What is asked
a. Name every individual person who appears in the bankruptcy opinion below.
b. Translate this sentence from the bankruptcy opinion into Spanish: "This is a core proceeding in accordance with 28 U.S.C. §157(b)."

Passage
++++++++++

UNITED STATES BANKRUPTCY COURT FOR THE DISTRICT OF PUERTO RICO
Nov 10, 2011
CASE NO. 07-07165 BKT (Bankr. D.P.R. Nov. 10, 2011)

Opinion

CASE NO. 07-07165 BKT ADVERSARY NO. 09-00115 BKT

11-10-2011

In re: LUZ CELESIA ORTIZ ORTIZ Debtor(s) LUZ CELESIA ORTIZ ORTIZ Plaintiff MARIA ISABEL RAMOS PEREZ, et al. Defendant(s)


OPINION AND ORDER

This proceeding is before the Court upon Plaintiff's unopposed motion for summary judgment for willful violation of the automatic stay pursuant to 11 U.S.C. § 362. (Dkt. No. 55). For the reasons set forth below, Plaintiff's motion for summary judgment is GRANTED in part.

I. JURISDICTION

This Court has jurisdiction over the subject matter and the parties pursuant to 28 U.S.C. §§1334 and 157(a) and the General Order of referral of Title 11 Proceedings to the United States Bankruptcy Court for the District of Puerto Rico dated July 19, 1984 (Torruella, C.J.). This is a core proceeding in accordance with 28 U.S.C. §157(b).

I. FACTUAL BACKGROUND

On December 5, 2007, Luz Celesia Ortiz Ortiz ("Debtor" or "Plaintiff"), filed a voluntary Chapter 13 bankruptcy petition. (Dkt. No. 1, Case No. 07-07165). The commencement of this bankruptcy case triggered the stay of an order for the execution of a judgment issued against Plaintiff, and other defendants by the Court of First Instance of Puerto Rico, Humacao Part, Case No. HDP2000-0138 (the "Judgment"). The judgment was entered on June 27, 2003, in favor of Maria Isabel Ramos Pérez and José Agosto Rosario ("Co-defendants") in the amount of $75,000.

++++++++++

Information given
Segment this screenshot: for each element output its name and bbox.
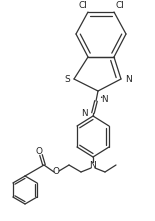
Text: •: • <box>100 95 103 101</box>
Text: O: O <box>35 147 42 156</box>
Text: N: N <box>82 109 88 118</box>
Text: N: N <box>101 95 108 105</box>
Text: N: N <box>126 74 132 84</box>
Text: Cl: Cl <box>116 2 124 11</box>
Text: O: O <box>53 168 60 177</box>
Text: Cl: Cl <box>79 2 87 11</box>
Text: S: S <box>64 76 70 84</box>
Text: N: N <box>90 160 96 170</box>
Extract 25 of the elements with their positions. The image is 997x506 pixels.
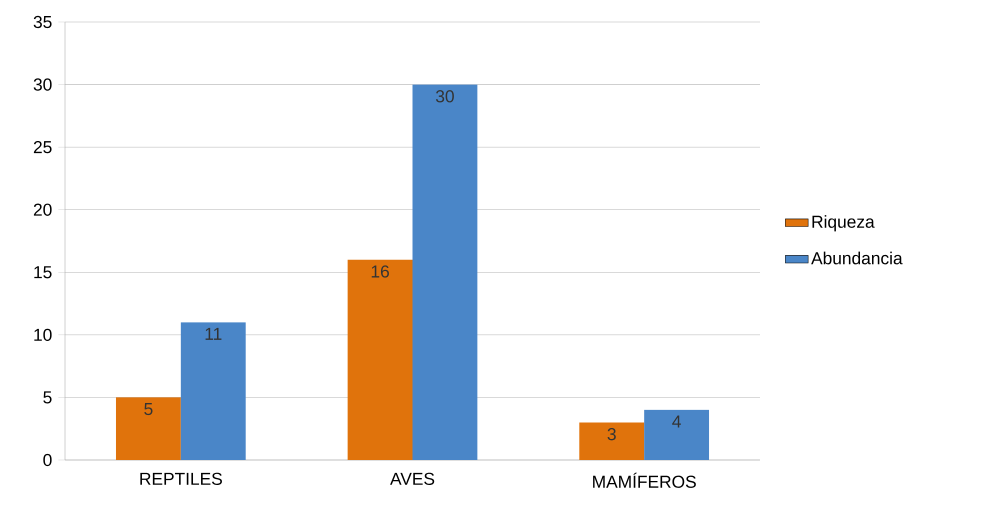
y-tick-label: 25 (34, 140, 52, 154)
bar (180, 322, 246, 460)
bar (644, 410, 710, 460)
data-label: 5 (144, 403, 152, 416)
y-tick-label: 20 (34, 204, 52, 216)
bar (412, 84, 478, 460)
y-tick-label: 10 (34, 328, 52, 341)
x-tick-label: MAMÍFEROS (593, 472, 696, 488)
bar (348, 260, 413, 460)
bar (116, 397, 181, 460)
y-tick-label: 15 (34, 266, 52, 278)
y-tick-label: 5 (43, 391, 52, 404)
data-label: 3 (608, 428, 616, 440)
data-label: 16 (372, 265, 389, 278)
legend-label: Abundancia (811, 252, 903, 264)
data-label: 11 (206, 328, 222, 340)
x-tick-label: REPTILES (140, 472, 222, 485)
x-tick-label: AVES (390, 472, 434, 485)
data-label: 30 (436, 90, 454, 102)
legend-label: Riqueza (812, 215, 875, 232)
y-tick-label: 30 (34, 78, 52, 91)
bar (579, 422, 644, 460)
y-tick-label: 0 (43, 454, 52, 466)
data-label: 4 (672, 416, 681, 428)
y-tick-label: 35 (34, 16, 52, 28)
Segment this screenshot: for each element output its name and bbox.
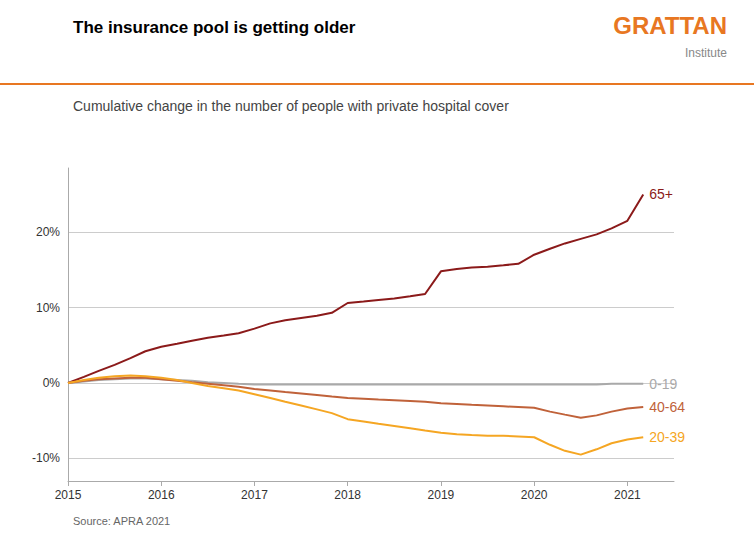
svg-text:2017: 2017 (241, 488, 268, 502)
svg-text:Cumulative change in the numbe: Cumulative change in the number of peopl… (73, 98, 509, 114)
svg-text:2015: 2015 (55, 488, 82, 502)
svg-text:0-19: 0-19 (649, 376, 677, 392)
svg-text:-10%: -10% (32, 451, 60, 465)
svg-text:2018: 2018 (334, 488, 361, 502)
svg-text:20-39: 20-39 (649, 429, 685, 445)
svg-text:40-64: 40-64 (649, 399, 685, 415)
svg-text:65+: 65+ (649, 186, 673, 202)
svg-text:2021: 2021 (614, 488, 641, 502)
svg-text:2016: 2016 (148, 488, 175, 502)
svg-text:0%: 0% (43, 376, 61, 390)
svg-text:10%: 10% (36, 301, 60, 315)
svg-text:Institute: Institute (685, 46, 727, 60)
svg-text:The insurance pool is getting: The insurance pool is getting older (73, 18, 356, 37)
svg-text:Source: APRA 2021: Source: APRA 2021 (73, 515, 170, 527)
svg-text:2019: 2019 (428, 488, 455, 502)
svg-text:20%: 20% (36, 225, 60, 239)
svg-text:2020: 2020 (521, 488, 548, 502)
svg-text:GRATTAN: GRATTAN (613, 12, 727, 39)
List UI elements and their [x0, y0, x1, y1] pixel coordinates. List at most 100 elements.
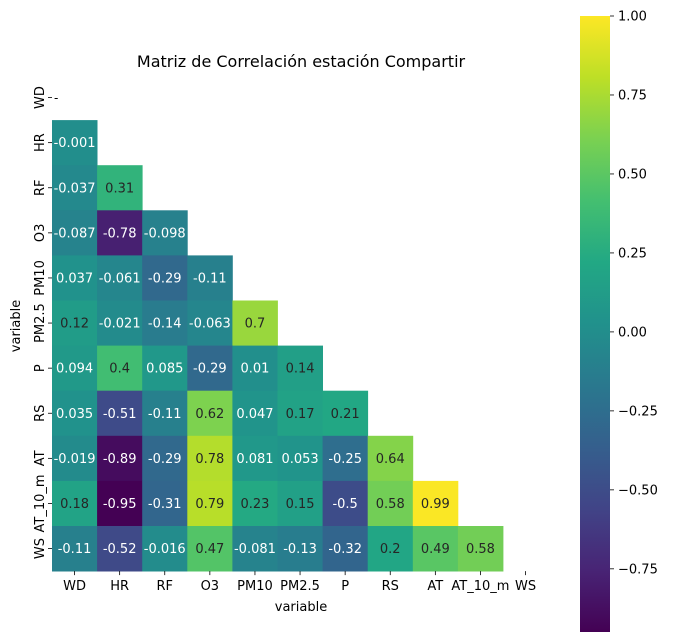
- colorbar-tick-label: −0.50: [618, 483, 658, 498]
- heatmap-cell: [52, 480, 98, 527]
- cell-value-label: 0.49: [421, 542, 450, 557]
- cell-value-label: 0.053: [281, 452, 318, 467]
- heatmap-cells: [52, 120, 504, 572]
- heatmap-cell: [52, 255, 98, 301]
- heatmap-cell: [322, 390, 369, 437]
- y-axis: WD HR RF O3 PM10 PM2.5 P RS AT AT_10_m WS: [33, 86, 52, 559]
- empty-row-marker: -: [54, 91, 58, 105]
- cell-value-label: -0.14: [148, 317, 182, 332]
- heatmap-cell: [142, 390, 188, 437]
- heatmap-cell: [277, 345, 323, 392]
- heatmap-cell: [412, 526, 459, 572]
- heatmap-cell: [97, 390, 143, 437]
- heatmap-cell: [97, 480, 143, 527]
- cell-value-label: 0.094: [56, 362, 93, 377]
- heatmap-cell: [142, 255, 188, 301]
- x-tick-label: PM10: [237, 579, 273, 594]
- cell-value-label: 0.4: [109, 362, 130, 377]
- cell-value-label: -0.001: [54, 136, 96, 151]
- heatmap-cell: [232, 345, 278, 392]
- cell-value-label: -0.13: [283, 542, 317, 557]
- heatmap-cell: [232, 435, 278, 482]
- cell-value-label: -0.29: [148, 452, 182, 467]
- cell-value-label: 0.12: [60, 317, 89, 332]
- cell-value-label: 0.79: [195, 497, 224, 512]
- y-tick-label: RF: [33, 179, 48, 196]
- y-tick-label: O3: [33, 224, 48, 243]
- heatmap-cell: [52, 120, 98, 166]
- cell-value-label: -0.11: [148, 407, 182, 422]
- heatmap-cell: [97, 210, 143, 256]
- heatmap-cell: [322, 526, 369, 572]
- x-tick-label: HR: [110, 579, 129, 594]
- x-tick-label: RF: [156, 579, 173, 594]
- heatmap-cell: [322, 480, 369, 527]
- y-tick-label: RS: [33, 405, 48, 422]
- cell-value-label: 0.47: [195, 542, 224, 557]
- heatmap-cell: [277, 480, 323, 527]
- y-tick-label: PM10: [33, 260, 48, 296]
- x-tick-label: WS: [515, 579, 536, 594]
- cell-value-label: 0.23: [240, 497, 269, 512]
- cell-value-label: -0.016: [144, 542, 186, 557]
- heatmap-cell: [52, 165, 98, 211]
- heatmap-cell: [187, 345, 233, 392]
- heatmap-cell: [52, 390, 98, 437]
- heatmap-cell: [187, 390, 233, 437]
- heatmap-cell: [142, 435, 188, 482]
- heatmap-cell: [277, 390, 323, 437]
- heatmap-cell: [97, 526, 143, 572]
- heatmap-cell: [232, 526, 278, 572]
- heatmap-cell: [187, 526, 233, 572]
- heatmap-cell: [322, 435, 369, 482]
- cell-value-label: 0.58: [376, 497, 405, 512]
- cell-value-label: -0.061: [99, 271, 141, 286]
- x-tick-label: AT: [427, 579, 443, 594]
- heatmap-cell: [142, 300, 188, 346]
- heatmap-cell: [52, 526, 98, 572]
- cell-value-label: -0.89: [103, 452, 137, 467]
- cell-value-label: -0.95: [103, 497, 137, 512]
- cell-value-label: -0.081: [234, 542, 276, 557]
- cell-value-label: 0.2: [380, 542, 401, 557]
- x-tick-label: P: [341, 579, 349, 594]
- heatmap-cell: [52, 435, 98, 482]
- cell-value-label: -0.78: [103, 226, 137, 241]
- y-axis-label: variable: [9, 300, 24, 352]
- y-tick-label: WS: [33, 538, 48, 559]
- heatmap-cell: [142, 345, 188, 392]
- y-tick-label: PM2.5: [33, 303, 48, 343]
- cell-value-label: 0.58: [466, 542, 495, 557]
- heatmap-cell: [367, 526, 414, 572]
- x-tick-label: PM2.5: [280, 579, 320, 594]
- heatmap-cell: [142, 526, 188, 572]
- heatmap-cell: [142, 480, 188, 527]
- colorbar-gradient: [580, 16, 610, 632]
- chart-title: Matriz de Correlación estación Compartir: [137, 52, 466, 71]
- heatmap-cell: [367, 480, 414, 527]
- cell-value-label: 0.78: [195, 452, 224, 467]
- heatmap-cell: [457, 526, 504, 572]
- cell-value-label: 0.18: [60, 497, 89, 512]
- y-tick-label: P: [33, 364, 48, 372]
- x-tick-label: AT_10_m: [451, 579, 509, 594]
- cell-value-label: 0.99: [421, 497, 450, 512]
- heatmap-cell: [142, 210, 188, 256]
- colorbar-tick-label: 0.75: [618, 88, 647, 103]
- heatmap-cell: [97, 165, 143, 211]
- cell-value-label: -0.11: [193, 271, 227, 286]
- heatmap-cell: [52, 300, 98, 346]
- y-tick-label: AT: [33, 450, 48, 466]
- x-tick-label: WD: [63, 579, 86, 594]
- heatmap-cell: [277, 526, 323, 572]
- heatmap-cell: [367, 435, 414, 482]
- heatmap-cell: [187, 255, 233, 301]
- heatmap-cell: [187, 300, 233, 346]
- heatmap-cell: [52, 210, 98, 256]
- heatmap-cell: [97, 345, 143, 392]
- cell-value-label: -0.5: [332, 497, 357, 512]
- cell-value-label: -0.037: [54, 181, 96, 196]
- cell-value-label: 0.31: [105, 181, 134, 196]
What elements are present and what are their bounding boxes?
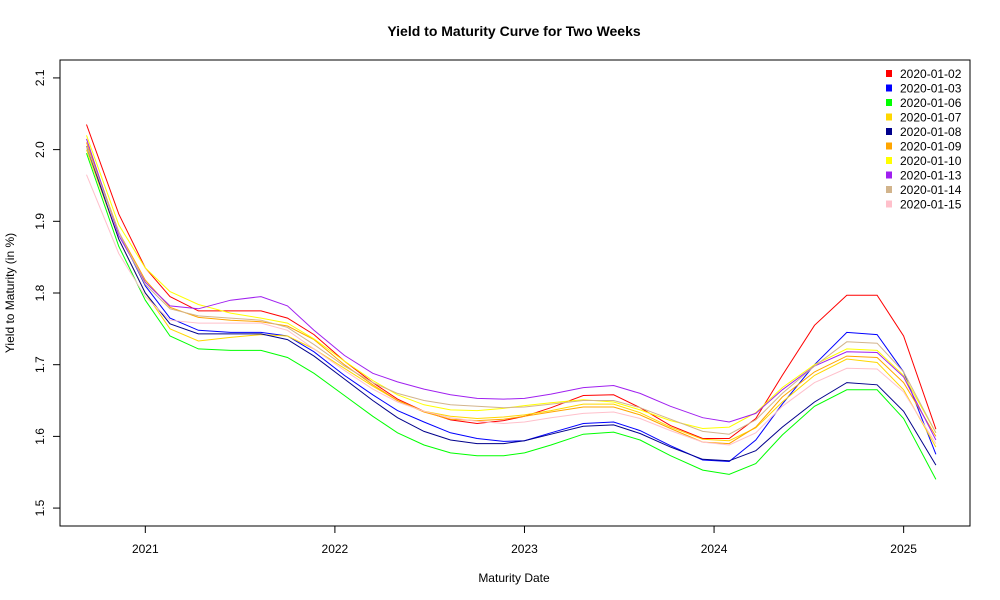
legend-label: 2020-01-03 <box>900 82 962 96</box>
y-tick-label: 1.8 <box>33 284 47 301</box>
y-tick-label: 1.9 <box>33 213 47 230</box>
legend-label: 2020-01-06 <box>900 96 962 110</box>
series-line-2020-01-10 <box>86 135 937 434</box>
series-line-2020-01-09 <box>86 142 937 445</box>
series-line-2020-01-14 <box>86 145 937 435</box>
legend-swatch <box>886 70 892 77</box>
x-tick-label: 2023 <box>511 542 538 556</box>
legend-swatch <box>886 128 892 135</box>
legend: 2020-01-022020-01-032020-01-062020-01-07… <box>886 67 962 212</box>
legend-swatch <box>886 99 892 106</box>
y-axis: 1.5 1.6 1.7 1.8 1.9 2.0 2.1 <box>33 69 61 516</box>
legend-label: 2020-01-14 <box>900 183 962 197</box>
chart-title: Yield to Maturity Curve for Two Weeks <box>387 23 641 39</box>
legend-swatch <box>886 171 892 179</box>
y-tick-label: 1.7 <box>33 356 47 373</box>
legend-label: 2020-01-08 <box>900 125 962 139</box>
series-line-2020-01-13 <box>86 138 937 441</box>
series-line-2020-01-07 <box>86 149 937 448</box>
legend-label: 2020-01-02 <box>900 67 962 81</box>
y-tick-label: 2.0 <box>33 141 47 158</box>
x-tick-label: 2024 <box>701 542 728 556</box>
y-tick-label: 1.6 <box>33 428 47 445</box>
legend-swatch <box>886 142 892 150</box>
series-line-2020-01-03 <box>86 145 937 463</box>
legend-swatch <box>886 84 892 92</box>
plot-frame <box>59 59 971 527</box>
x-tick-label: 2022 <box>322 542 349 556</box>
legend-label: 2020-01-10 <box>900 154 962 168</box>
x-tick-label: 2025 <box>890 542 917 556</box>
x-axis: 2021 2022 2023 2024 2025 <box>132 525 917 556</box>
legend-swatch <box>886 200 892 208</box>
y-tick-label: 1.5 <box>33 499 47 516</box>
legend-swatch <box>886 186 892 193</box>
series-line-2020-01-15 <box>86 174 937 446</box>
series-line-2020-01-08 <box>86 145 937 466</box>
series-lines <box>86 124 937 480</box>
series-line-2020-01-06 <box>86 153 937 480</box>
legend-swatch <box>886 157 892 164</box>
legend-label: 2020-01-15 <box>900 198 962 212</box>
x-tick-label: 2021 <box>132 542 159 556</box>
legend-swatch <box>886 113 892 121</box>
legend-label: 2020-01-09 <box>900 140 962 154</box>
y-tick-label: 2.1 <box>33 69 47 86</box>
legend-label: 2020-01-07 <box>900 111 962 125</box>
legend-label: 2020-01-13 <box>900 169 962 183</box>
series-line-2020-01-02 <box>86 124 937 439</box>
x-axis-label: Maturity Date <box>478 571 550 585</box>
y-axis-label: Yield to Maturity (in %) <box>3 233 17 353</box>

++++++++++

Answers for this exercise
a.
- Luz Celesia Ortiz Ortiz
- Maria Isabel Ramos Pérez
- José Agosto Rosario
- Torruella (C.J.)

b. Este es un procedimiento medular conforme a 28 U.S.C. §157(b).